**TASK DESCRIPTION**. In the data that follows, count every line holding the string "yang" and give the count alone.

**MATERIAL FOR THIS EXERCISE**.
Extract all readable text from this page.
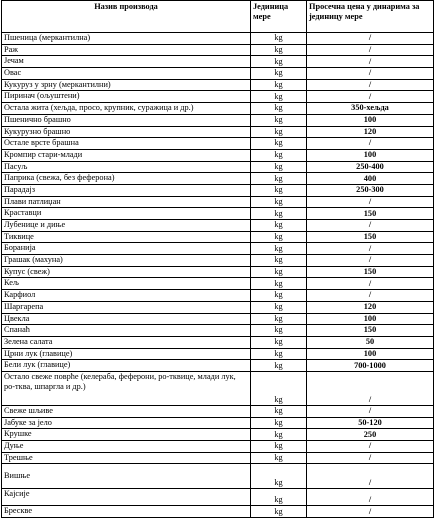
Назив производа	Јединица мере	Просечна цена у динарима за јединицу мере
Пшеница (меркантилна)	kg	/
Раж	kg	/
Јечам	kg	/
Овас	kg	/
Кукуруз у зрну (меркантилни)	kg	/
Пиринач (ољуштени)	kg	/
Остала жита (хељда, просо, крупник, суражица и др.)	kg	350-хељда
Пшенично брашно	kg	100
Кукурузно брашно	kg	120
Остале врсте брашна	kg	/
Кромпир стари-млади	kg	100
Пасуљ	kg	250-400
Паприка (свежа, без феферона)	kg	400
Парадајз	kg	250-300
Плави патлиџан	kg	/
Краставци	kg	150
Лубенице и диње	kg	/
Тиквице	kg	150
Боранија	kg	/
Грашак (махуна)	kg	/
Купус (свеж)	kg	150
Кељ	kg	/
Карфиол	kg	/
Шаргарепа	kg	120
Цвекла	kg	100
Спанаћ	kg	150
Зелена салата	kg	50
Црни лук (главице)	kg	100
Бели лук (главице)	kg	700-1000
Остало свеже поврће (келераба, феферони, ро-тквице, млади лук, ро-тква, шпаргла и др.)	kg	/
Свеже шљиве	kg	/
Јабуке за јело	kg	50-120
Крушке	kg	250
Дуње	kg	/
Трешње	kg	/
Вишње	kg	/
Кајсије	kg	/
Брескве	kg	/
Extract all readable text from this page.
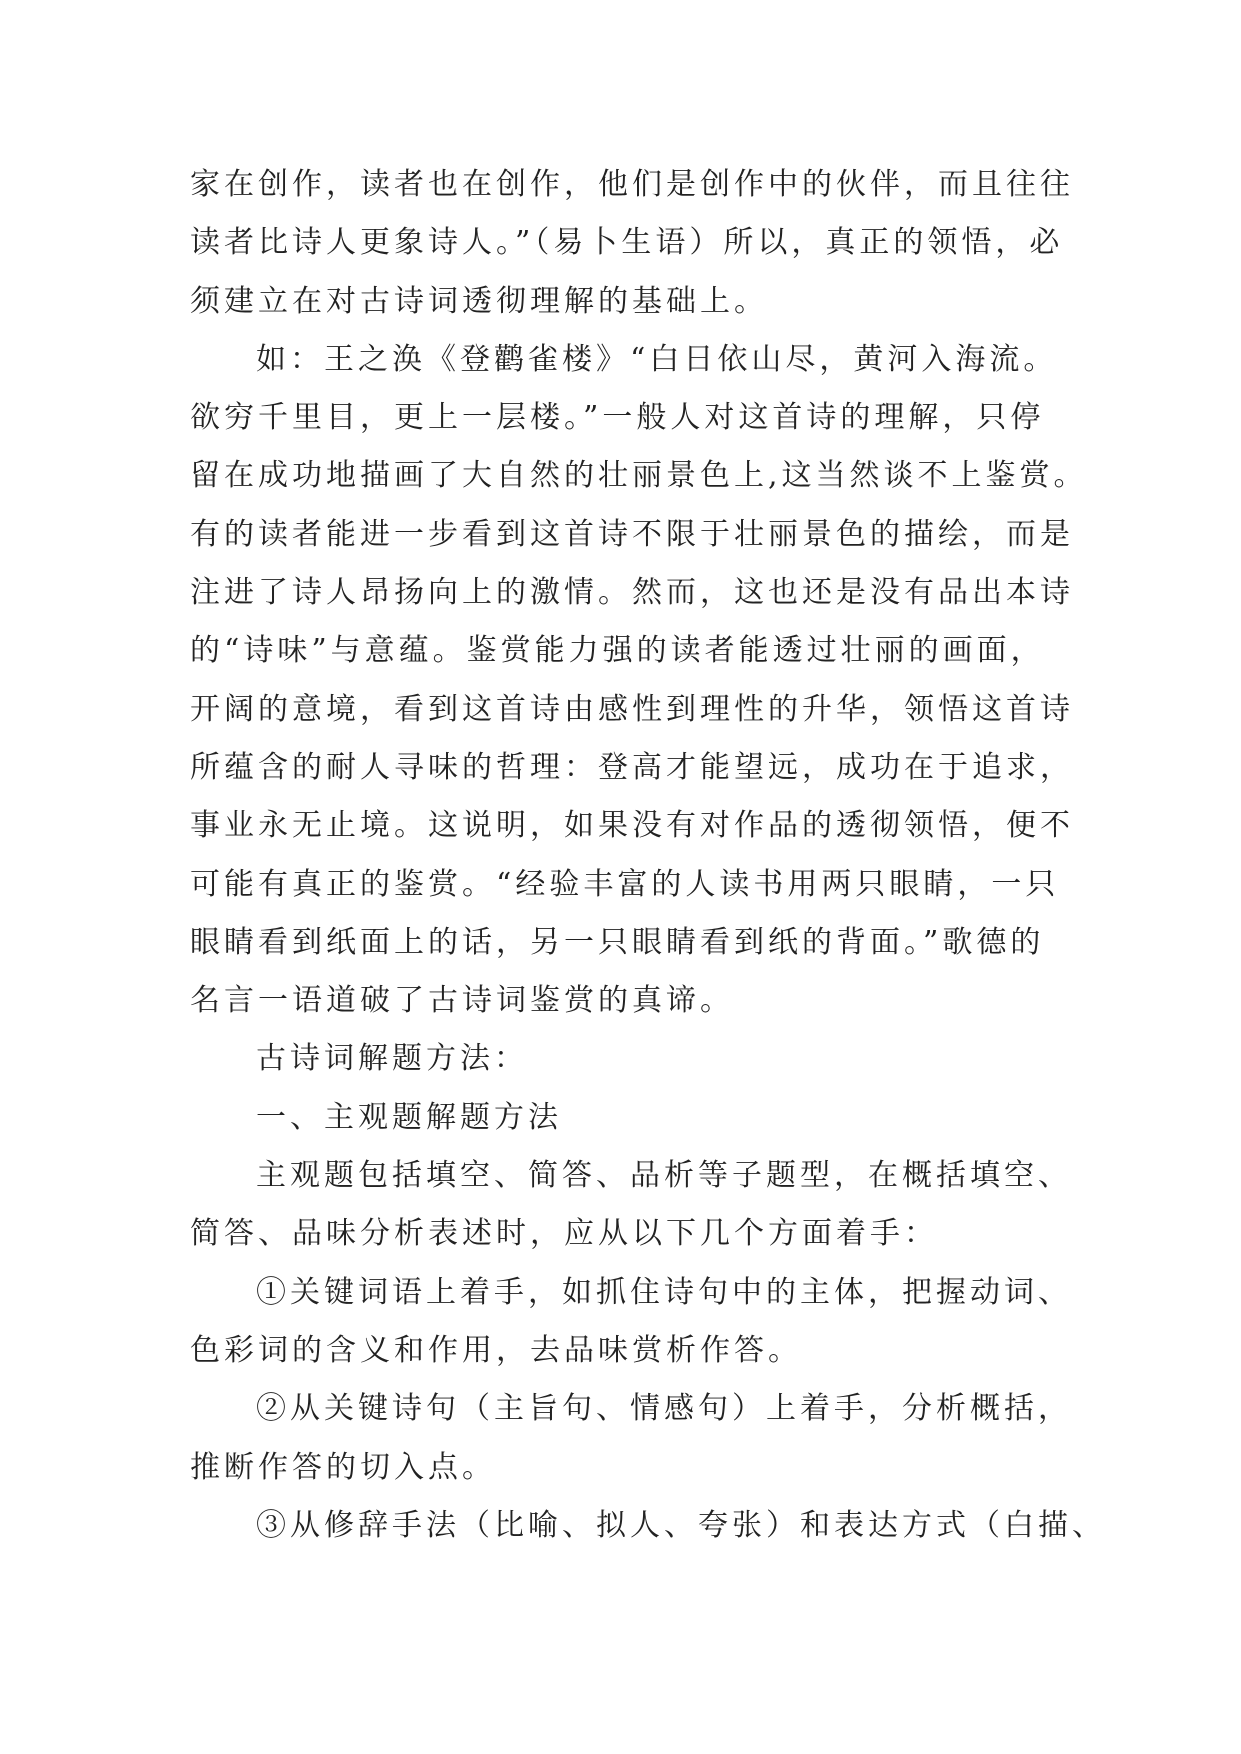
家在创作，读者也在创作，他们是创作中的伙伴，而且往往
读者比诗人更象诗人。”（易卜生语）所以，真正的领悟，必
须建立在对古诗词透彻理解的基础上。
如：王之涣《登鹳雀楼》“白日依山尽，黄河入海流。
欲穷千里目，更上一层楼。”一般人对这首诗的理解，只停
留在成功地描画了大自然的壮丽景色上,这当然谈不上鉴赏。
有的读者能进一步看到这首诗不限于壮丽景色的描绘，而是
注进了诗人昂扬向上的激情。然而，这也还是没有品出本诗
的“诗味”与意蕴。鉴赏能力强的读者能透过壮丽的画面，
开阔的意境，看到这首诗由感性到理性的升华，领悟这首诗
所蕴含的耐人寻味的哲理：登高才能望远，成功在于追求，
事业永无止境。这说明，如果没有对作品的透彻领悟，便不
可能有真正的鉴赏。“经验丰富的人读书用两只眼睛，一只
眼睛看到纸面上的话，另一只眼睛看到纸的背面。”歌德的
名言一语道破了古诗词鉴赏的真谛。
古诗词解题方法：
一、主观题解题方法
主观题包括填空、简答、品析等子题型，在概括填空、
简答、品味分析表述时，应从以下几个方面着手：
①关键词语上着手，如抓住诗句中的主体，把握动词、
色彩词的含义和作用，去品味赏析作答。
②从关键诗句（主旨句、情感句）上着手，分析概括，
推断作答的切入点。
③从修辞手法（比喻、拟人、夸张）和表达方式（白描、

--

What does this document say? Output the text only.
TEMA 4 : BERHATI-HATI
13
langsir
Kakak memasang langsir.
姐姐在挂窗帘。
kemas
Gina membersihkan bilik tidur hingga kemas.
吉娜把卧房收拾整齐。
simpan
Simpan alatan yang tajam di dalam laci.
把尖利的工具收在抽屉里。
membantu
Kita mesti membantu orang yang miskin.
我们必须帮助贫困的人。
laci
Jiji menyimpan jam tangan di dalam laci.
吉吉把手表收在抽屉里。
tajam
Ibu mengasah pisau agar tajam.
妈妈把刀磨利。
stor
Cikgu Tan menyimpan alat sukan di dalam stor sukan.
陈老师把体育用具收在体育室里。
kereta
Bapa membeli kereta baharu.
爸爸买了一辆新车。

---

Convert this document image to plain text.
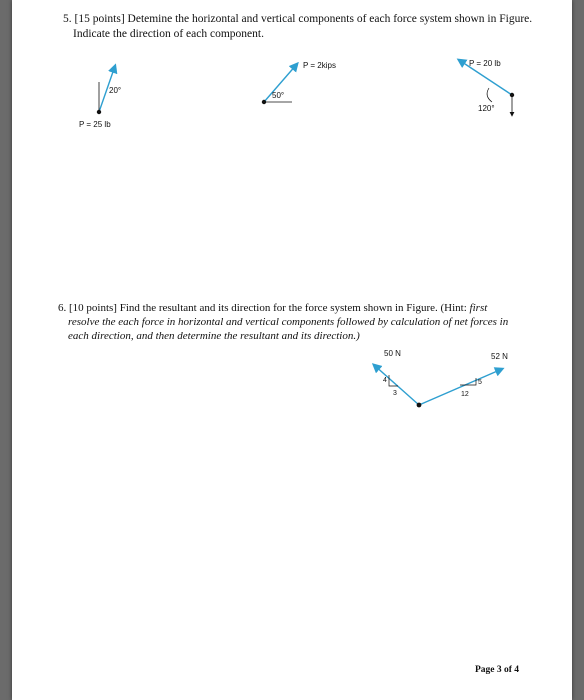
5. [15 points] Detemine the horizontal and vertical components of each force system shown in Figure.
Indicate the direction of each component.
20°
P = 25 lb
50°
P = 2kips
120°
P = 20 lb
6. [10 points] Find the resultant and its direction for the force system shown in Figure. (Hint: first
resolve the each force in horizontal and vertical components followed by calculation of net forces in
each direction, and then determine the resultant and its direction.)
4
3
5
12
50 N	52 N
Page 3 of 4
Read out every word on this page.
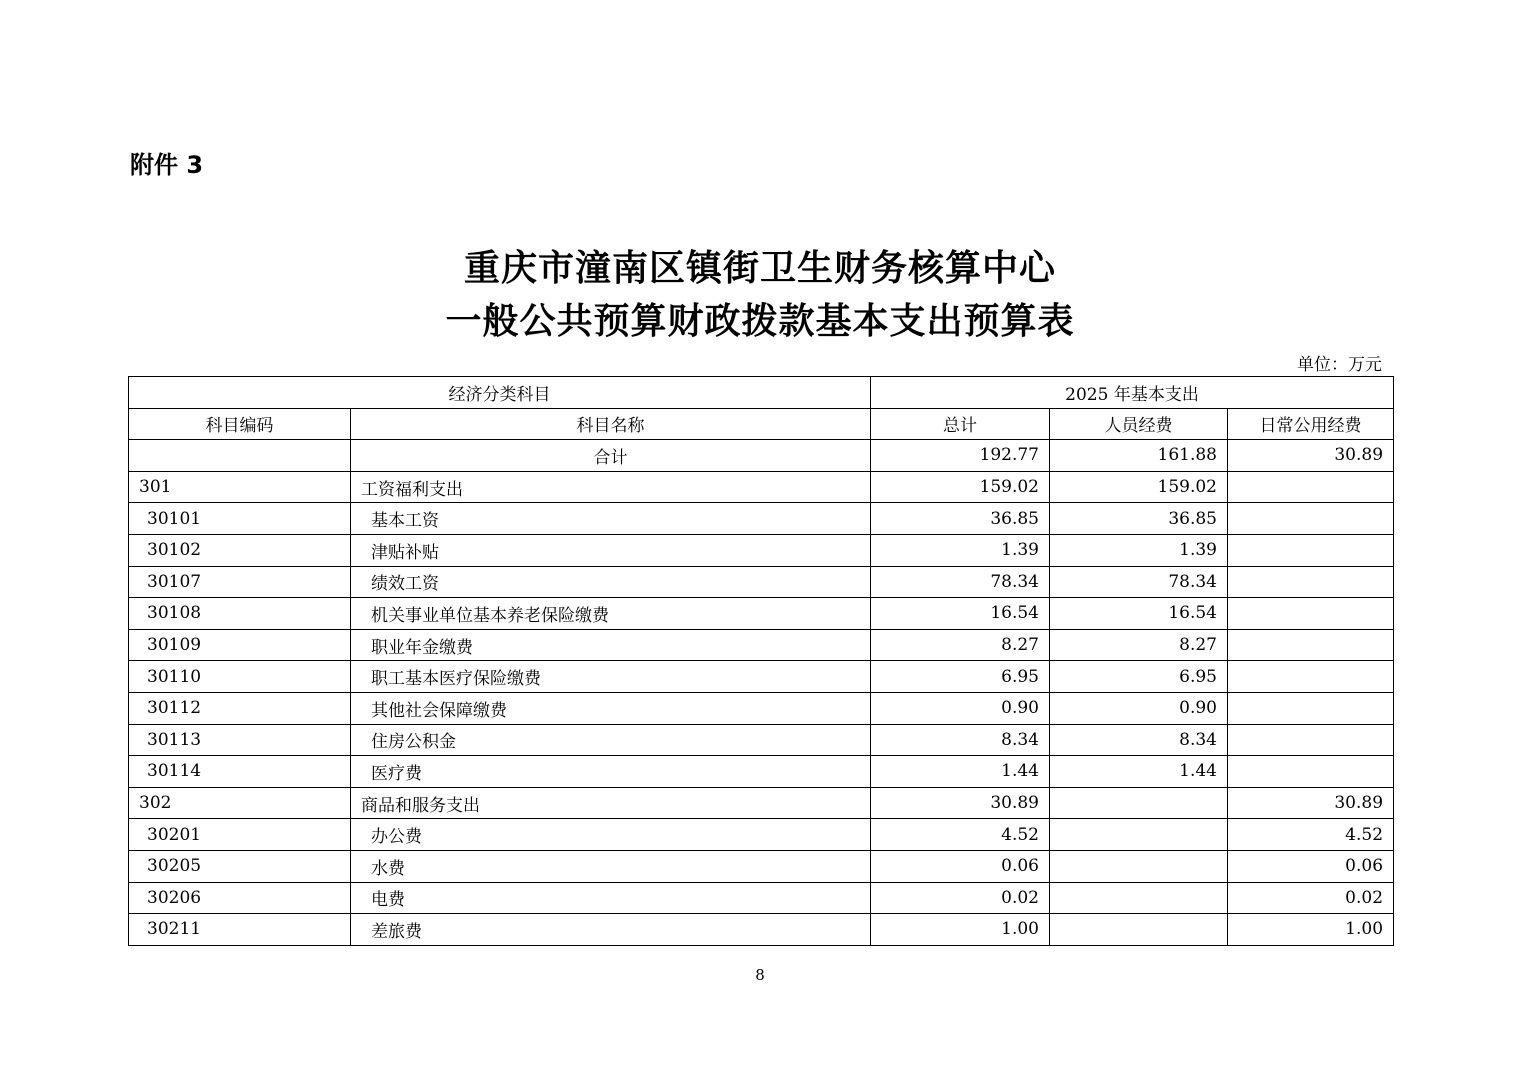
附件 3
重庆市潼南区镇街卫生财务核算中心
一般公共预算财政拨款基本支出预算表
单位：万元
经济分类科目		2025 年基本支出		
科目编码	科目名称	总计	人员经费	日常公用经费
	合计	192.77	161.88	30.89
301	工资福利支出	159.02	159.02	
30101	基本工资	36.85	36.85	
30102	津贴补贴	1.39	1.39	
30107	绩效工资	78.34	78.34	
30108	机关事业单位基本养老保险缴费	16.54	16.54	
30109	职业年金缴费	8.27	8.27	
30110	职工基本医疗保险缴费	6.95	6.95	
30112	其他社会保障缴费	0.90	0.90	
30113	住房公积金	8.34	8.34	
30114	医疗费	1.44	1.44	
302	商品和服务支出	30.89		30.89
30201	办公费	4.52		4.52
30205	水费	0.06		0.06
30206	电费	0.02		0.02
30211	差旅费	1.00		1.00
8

**WRITTEN RESPONSE**. 2